Look through the data below and return each line where "实现弹框周围遮罩效果" appears.

Material for this task
'''

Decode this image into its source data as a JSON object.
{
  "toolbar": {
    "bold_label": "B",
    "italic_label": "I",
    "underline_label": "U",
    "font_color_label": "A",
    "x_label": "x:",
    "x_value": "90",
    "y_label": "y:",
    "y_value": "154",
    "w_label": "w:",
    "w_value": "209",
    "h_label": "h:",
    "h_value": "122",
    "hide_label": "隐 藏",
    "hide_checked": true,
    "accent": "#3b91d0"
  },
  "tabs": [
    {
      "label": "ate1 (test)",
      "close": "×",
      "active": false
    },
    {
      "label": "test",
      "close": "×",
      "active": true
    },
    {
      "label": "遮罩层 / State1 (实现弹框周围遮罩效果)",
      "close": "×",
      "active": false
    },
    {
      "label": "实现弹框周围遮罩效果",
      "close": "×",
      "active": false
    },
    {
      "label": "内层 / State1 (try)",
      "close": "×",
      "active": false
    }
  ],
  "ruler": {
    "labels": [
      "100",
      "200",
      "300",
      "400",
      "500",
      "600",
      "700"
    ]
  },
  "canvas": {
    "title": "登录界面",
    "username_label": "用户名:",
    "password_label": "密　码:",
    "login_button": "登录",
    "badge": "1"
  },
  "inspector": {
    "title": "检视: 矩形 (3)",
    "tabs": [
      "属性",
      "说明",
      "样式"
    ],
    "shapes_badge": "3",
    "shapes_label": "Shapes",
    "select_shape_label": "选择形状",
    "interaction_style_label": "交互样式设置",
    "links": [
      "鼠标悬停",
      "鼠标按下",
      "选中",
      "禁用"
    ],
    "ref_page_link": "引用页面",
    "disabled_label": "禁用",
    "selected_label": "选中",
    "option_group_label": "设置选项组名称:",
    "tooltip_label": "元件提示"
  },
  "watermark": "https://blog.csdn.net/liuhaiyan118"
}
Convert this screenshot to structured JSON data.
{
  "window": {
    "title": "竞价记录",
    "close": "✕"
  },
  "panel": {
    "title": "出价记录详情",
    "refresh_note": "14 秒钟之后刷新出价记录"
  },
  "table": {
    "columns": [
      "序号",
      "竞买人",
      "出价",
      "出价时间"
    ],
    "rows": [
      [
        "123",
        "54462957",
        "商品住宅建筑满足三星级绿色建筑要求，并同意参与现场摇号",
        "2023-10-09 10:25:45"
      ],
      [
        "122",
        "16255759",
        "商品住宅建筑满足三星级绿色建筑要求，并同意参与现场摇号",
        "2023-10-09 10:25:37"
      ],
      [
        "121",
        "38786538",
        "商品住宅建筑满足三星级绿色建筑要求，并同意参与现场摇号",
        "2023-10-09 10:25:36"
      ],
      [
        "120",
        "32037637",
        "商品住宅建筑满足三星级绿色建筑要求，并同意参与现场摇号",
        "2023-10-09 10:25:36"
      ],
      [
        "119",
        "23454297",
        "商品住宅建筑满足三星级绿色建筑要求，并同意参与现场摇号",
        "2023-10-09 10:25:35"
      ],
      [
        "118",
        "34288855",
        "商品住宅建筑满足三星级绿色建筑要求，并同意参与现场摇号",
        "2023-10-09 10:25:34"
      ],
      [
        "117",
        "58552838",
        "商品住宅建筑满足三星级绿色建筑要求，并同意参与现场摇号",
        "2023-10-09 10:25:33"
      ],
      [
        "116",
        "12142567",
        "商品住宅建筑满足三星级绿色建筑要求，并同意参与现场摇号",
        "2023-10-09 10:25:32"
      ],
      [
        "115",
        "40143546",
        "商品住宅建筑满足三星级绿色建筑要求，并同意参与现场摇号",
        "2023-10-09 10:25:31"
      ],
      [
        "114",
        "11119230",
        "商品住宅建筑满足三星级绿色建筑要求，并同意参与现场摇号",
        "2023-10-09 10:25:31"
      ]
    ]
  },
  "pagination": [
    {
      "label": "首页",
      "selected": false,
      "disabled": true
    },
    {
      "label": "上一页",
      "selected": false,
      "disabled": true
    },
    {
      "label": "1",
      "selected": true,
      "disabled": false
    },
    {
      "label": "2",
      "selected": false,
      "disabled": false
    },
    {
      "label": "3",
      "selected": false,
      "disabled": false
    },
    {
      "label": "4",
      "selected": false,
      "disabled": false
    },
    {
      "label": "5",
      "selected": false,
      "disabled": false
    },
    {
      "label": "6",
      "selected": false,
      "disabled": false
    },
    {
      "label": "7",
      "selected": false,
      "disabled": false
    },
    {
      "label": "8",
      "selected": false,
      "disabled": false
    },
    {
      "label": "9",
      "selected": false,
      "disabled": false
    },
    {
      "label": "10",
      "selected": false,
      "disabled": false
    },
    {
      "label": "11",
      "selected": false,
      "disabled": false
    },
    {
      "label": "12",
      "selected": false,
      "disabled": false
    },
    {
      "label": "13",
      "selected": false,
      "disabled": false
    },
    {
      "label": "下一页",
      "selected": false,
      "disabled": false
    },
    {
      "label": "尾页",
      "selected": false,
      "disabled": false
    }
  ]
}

'''

Expected output
      "label": "遮罩层 / State1 (实现弹框周围遮罩效果)",
      "label": "实现弹框周围遮罩效果",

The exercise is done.